- **REQUIRED WORK**: From the entries below, say how many lines carry the word "this", and give nothing but the number.

>>

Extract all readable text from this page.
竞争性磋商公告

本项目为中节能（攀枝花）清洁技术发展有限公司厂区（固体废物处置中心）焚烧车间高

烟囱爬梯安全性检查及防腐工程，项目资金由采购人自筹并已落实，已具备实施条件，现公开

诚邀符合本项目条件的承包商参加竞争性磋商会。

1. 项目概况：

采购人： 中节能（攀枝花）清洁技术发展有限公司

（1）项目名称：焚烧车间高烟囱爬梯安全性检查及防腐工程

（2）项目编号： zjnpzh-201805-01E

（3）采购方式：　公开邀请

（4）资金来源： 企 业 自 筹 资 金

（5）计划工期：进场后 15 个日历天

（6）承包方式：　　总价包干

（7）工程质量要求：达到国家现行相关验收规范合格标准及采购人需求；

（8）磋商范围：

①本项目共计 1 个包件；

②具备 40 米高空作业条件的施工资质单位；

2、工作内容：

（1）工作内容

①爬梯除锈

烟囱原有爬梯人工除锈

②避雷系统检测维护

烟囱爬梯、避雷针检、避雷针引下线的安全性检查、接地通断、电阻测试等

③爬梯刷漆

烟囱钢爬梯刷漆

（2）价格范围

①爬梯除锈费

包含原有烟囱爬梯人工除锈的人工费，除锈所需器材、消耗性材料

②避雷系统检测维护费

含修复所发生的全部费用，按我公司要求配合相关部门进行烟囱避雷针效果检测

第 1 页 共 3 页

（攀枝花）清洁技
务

<<
>>

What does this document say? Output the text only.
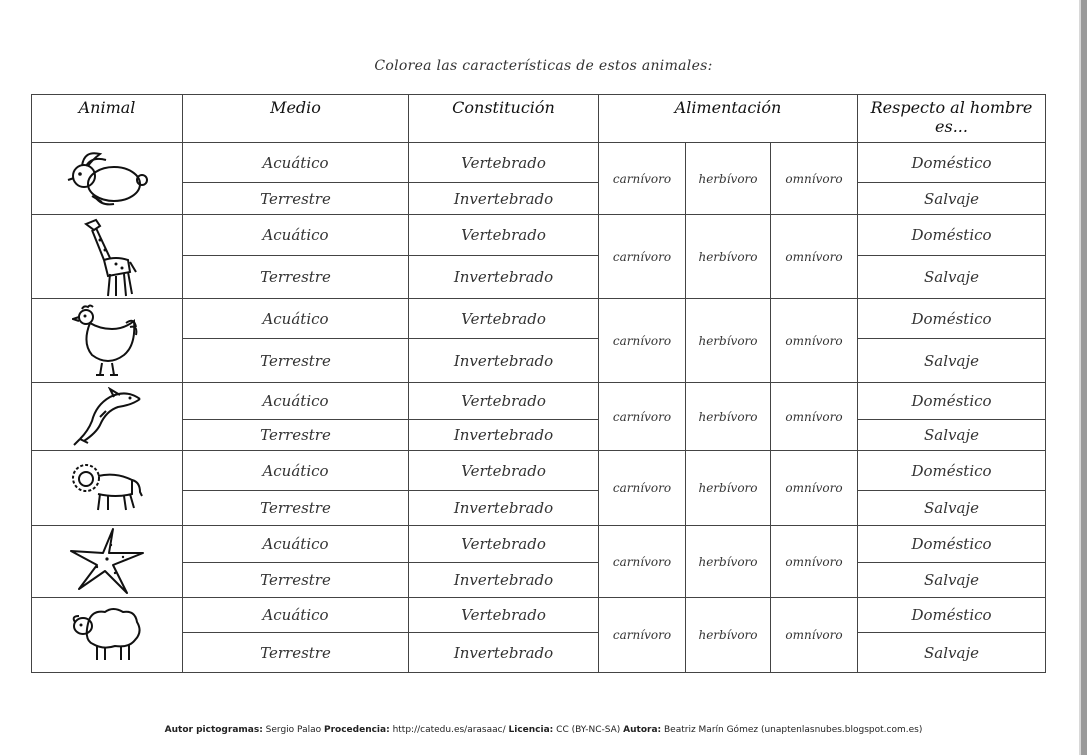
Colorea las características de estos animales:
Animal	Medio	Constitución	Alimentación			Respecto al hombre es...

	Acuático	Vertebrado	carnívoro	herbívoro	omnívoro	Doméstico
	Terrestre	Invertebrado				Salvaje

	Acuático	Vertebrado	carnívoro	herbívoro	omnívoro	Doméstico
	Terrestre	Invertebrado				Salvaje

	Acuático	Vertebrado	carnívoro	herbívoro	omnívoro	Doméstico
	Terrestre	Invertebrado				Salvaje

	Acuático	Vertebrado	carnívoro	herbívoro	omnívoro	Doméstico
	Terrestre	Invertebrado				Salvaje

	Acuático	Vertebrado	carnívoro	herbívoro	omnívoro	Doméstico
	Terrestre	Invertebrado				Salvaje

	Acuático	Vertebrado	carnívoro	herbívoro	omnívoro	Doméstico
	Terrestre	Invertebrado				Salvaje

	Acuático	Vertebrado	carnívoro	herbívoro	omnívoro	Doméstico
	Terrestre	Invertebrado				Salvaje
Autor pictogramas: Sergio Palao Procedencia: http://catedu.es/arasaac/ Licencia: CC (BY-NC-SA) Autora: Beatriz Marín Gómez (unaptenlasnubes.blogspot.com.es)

<<

- **THE OUTPUT**: 2